● Brief:
Return the records below exactly as they appear, starting with the line that contains "other-code-link[interactable]: другой код" and continuing through the line that contains "arrow-left-icon bbox=[12, 409, 24, 425]".

● Material:
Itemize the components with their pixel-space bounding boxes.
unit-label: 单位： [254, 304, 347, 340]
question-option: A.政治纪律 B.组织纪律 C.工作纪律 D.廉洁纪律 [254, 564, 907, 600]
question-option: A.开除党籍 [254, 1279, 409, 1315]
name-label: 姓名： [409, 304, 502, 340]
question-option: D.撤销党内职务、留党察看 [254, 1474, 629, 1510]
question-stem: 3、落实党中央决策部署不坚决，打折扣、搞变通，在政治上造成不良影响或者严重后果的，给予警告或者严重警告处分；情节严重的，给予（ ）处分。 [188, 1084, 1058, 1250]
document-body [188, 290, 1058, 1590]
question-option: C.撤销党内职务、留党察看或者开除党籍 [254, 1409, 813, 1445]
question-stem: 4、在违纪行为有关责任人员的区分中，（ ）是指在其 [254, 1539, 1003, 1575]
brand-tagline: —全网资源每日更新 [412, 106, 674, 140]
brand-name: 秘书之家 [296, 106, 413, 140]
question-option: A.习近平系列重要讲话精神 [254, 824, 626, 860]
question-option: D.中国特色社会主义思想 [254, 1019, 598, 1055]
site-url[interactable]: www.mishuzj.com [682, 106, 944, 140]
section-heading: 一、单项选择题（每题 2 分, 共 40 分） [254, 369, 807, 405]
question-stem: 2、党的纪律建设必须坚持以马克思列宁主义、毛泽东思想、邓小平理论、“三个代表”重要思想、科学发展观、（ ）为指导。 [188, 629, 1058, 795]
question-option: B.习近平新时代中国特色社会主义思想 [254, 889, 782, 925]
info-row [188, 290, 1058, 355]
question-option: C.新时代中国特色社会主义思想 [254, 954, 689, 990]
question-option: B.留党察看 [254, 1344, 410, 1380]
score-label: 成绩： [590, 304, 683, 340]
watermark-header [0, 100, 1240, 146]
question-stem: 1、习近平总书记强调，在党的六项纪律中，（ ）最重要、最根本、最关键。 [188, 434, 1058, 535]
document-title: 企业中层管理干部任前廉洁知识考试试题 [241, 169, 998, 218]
==
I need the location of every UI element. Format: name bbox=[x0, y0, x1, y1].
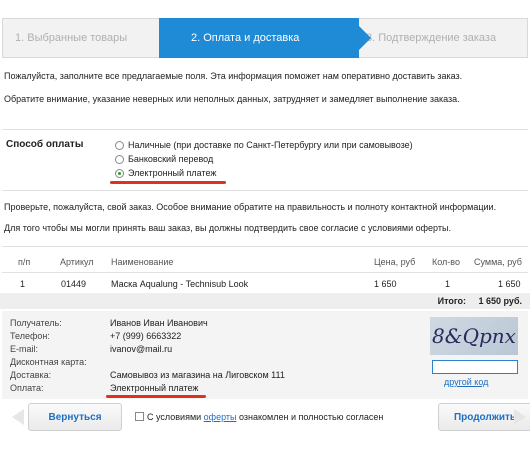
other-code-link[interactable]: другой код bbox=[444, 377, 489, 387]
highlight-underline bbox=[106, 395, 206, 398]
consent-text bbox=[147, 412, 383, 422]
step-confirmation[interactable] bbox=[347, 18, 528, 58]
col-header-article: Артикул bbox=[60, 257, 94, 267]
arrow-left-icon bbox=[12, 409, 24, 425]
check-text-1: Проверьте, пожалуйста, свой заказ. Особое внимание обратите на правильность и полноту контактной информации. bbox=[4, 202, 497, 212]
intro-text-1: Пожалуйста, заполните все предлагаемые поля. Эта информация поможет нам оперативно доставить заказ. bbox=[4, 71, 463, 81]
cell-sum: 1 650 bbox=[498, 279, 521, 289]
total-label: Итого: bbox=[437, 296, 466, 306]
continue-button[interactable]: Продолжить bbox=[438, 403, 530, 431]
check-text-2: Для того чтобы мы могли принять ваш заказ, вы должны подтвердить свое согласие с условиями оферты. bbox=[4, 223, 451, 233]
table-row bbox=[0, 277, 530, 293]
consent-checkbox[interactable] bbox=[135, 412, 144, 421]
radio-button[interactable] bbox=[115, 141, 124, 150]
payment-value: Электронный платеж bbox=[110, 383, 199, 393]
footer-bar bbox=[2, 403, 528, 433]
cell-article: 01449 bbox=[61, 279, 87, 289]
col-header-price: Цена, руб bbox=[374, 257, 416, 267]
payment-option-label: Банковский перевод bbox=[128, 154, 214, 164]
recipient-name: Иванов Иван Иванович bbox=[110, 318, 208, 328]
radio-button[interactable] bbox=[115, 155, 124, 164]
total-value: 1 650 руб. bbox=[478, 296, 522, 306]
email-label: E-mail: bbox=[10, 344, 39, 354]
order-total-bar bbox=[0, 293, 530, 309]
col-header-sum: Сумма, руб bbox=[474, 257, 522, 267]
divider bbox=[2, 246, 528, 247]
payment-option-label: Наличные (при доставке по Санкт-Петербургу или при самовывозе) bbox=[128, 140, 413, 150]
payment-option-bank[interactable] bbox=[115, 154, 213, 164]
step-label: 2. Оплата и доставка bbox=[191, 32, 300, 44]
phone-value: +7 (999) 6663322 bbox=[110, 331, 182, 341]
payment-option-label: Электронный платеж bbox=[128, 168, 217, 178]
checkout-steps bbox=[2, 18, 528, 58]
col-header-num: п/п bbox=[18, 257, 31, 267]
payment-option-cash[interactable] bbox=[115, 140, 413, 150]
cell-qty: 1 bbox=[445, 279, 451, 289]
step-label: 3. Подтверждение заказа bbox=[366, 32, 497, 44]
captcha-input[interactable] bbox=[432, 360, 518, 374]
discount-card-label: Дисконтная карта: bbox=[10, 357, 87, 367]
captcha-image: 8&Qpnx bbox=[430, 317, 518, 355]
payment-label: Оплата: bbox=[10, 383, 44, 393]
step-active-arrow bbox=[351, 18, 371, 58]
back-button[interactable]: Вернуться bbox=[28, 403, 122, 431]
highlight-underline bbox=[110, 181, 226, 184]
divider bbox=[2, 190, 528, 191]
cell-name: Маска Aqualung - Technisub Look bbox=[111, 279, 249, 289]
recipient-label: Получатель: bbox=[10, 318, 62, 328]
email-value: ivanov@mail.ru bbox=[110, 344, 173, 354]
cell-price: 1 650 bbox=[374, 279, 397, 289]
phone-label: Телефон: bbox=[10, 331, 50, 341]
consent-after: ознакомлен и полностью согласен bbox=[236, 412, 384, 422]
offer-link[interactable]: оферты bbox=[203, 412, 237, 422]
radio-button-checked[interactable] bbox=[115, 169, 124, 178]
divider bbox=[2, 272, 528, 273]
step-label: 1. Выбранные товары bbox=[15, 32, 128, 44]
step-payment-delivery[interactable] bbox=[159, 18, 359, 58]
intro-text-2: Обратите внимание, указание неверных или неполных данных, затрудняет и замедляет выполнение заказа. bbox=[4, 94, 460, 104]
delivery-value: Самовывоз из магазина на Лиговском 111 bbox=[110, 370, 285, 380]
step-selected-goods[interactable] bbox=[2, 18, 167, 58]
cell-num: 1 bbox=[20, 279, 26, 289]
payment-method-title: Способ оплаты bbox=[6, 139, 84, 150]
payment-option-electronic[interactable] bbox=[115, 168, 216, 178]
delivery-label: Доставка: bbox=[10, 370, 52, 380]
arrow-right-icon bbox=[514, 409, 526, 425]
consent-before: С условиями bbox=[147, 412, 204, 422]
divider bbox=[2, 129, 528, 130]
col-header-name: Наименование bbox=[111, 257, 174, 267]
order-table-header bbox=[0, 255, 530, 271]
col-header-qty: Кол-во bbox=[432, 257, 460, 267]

● Exercise output:
other-code-link[interactable]: другой код bbox=[444, 377, 489, 387]
highlight-underline bbox=[106, 395, 206, 398]
consent-text bbox=[147, 412, 383, 422]
step-confirmation[interactable] bbox=[347, 18, 528, 58]
col-header-article: Артикул bbox=[60, 257, 94, 267]
arrow-left-icon bbox=[12, 409, 24, 425]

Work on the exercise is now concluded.